**Exercise:** Copy out the data below as written; omit any images.

— Begin Listed entries —

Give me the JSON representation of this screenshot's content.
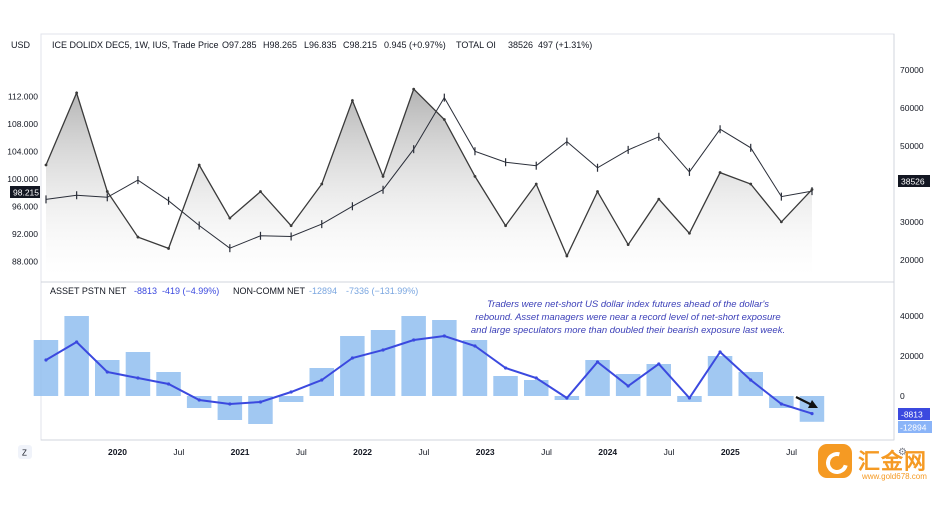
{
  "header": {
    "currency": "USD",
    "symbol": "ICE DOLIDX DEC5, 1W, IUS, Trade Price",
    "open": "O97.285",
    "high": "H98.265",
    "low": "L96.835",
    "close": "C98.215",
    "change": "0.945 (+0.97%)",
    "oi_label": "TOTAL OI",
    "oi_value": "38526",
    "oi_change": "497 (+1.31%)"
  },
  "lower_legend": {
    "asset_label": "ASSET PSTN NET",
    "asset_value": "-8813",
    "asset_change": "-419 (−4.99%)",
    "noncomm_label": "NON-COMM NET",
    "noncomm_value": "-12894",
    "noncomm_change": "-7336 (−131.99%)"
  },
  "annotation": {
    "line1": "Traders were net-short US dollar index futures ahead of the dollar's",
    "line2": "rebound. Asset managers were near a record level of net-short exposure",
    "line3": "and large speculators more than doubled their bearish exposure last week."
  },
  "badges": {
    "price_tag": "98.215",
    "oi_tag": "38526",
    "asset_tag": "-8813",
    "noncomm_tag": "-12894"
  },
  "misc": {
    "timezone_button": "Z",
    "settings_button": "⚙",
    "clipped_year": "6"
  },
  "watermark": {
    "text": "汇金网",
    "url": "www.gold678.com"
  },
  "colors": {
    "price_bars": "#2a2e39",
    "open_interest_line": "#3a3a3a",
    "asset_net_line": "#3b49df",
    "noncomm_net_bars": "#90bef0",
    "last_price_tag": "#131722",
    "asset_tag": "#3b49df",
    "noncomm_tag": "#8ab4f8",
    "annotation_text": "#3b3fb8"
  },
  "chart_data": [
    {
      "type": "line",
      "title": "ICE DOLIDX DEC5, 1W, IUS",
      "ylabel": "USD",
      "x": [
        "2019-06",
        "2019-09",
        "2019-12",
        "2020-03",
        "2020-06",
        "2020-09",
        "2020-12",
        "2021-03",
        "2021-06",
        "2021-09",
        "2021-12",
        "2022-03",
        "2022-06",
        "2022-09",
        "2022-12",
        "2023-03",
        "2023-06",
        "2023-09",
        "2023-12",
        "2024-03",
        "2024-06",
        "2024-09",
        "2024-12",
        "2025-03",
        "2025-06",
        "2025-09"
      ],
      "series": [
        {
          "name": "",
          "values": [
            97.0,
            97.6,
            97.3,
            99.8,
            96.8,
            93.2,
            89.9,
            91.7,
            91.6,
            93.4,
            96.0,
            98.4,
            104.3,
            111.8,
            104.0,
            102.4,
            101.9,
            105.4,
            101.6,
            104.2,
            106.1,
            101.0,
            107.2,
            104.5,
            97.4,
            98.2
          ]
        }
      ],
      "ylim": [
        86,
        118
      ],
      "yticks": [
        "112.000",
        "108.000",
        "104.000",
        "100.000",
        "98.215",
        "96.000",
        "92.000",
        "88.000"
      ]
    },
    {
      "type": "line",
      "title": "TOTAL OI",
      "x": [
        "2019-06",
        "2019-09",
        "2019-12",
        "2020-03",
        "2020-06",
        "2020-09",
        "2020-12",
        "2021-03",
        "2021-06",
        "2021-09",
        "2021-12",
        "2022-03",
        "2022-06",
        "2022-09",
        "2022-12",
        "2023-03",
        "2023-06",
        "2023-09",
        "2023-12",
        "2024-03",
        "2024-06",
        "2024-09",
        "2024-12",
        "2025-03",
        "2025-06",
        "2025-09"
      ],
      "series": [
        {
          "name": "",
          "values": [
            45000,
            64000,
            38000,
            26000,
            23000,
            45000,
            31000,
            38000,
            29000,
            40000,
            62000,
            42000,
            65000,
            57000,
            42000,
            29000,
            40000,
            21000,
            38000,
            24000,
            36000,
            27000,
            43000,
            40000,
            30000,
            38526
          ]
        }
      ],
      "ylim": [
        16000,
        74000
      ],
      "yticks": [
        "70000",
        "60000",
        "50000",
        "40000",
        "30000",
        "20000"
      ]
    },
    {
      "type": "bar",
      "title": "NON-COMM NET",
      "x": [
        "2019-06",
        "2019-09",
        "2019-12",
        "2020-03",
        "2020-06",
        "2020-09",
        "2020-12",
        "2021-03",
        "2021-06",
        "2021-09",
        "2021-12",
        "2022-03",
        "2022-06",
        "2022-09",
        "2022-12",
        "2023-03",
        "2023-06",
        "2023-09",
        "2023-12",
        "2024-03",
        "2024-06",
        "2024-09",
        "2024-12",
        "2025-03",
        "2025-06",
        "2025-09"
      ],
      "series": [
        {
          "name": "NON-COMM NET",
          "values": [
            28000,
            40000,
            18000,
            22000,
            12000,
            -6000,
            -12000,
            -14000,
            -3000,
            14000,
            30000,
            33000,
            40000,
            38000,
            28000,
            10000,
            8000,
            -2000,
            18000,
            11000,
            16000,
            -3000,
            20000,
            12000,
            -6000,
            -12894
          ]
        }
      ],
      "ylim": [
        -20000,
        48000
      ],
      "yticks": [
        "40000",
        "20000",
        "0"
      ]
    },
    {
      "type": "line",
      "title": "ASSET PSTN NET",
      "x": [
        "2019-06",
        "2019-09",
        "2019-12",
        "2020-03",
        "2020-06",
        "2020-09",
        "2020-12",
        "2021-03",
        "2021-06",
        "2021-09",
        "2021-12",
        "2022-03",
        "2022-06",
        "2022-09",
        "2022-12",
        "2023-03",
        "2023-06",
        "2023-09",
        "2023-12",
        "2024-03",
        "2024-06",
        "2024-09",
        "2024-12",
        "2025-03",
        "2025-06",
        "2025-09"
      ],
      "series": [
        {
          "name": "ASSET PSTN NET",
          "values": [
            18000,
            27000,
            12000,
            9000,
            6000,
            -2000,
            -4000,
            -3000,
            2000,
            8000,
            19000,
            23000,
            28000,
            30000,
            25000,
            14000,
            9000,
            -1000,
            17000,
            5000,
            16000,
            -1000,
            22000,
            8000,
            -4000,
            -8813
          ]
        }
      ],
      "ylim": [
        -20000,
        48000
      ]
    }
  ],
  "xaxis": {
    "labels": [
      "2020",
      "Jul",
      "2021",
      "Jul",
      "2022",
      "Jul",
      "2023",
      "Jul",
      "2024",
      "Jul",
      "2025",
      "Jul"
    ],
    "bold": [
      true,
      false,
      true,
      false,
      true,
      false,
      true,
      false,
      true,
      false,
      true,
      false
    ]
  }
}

— End Listed entries —

**Written response:**
Give me the JSON representation of this screenshot's content.
{
  "header": {
    "currency": "USD",
    "symbol": "ICE DOLIDX DEC5, 1W, IUS, Trade Price",
    "open": "O97.285",
    "high": "H98.265",
    "low": "L96.835",
    "close": "C98.215",
    "change": "0.945 (+0.97%)",
    "oi_label": "TOTAL OI",
    "oi_value": "38526",
    "oi_change": "497 (+1.31%)"
  },
  "lower_legend": {
    "asset_label": "ASSET PSTN NET",
    "asset_value": "-8813",
    "asset_change": "-419 (−4.99%)",
    "noncomm_label": "NON-COMM NET",
    "noncomm_value": "-12894",
    "noncomm_change": "-7336 (−131.99%)"
  },
  "annotation": {
    "line1": "Traders were net-short US dollar index futures ahead of the dollar's",
    "line2": "rebound. Asset managers were near a record level of net-short exposure",
    "line3": "and large speculators more than doubled their bearish exposure last week."
  },
  "badges": {
    "price_tag": "98.215",
    "oi_tag": "38526",
    "asset_tag": "-8813",
    "noncomm_tag": "-12894"
  },
  "misc": {
    "timezone_button": "Z",
    "settings_button": "⚙",
    "clipped_year": "6"
  },
  "watermark": {
    "text": "汇金网",
    "url": "www.gold678.com"
  },
  "colors": {
    "price_bars": "#2a2e39",
    "open_interest_line": "#3a3a3a",
    "asset_net_line": "#3b49df",
    "noncomm_net_bars": "#90bef0",
    "last_price_tag": "#131722",
    "asset_tag": "#3b49df",
    "noncomm_tag": "#8ab4f8",
    "annotation_text": "#3b3fb8"
  },
  "chart_data": [
    {
      "type": "line",
      "title": "ICE DOLIDX DEC5, 1W, IUS",
      "ylabel": "USD",
      "x": [
        "2019-06",
        "2019-09",
        "2019-12",
        "2020-03",
        "2020-06",
        "2020-09",
        "2020-12",
        "2021-03",
        "2021-06",
        "2021-09",
        "2021-12",
        "2022-03",
        "2022-06",
        "2022-09",
        "2022-12",
        "2023-03",
        "2023-06",
        "2023-09",
        "2023-12",
        "2024-03",
        "2024-06",
        "2024-09",
        "2024-12",
        "2025-03",
        "2025-06",
        "2025-09"
      ],
      "series": [
        {
          "name": "",
          "values": [
            97.0,
            97.6,
            97.3,
            99.8,
            96.8,
            93.2,
            89.9,
            91.7,
            91.6,
            93.4,
            96.0,
            98.4,
            104.3,
            111.8,
            104.0,
            102.4,
            101.9,
            105.4,
            101.6,
            104.2,
            106.1,
            101.0,
            107.2,
            104.5,
            97.4,
            98.2
          ]
        }
      ],
      "ylim": [
        86,
        118
      ],
      "yticks": [
        "112.000",
        "108.000",
        "104.000",
        "100.000",
        "98.215",
        "96.000",
        "92.000",
        "88.000"
      ]
    },
    {
      "type": "line",
      "title": "TOTAL OI",
      "x": [
        "2019-06",
        "2019-09",
        "2019-12",
        "2020-03",
        "2020-06",
        "2020-09",
        "2020-12",
        "2021-03",
        "2021-06",
        "2021-09",
        "2021-12",
        "2022-03",
        "2022-06",
        "2022-09",
        "2022-12",
        "2023-03",
        "2023-06",
        "2023-09",
        "2023-12",
        "2024-03",
        "2024-06",
        "2024-09",
        "2024-12",
        "2025-03",
        "2025-06",
        "2025-09"
      ],
      "series": [
        {
          "name": "",
          "values": [
            45000,
            64000,
            38000,
            26000,
            23000,
            45000,
            31000,
            38000,
            29000,
            40000,
            62000,
            42000,
            65000,
            57000,
            42000,
            29000,
            40000,
            21000,
            38000,
            24000,
            36000,
            27000,
            43000,
            40000,
            30000,
            38526
          ]
        }
      ],
      "ylim": [
        16000,
        74000
      ],
      "yticks": [
        "70000",
        "60000",
        "50000",
        "40000",
        "30000",
        "20000"
      ]
    },
    {
      "type": "bar",
      "title": "NON-COMM NET",
      "x": [
        "2019-06",
        "2019-09",
        "2019-12",
        "2020-03",
        "2020-06",
        "2020-09",
        "2020-12",
        "2021-03",
        "2021-06",
        "2021-09",
        "2021-12",
        "2022-03",
        "2022-06",
        "2022-09",
        "2022-12",
        "2023-03",
        "2023-06",
        "2023-09",
        "2023-12",
        "2024-03",
        "2024-06",
        "2024-09",
        "2024-12",
        "2025-03",
        "2025-06",
        "2025-09"
      ],
      "series": [
        {
          "name": "NON-COMM NET",
          "values": [
            28000,
            40000,
            18000,
            22000,
            12000,
            -6000,
            -12000,
            -14000,
            -3000,
            14000,
            30000,
            33000,
            40000,
            38000,
            28000,
            10000,
            8000,
            -2000,
            18000,
            11000,
            16000,
            -3000,
            20000,
            12000,
            -6000,
            -12894
          ]
        }
      ],
      "ylim": [
        -20000,
        48000
      ],
      "yticks": [
        "40000",
        "20000",
        "0"
      ]
    },
    {
      "type": "line",
      "title": "ASSET PSTN NET",
      "x": [
        "2019-06",
        "2019-09",
        "2019-12",
        "2020-03",
        "2020-06",
        "2020-09",
        "2020-12",
        "2021-03",
        "2021-06",
        "2021-09",
        "2021-12",
        "2022-03",
        "2022-06",
        "2022-09",
        "2022-12",
        "2023-03",
        "2023-06",
        "2023-09",
        "2023-12",
        "2024-03",
        "2024-06",
        "2024-09",
        "2024-12",
        "2025-03",
        "2025-06",
        "2025-09"
      ],
      "series": [
        {
          "name": "ASSET PSTN NET",
          "values": [
            18000,
            27000,
            12000,
            9000,
            6000,
            -2000,
            -4000,
            -3000,
            2000,
            8000,
            19000,
            23000,
            28000,
            30000,
            25000,
            14000,
            9000,
            -1000,
            17000,
            5000,
            16000,
            -1000,
            22000,
            8000,
            -4000,
            -8813
          ]
        }
      ],
      "ylim": [
        -20000,
        48000
      ]
    }
  ],
  "xaxis": {
    "labels": [
      "2020",
      "Jul",
      "2021",
      "Jul",
      "2022",
      "Jul",
      "2023",
      "Jul",
      "2024",
      "Jul",
      "2025",
      "Jul"
    ],
    "bold": [
      true,
      false,
      true,
      false,
      true,
      false,
      true,
      false,
      true,
      false,
      true,
      false
    ]
  }
}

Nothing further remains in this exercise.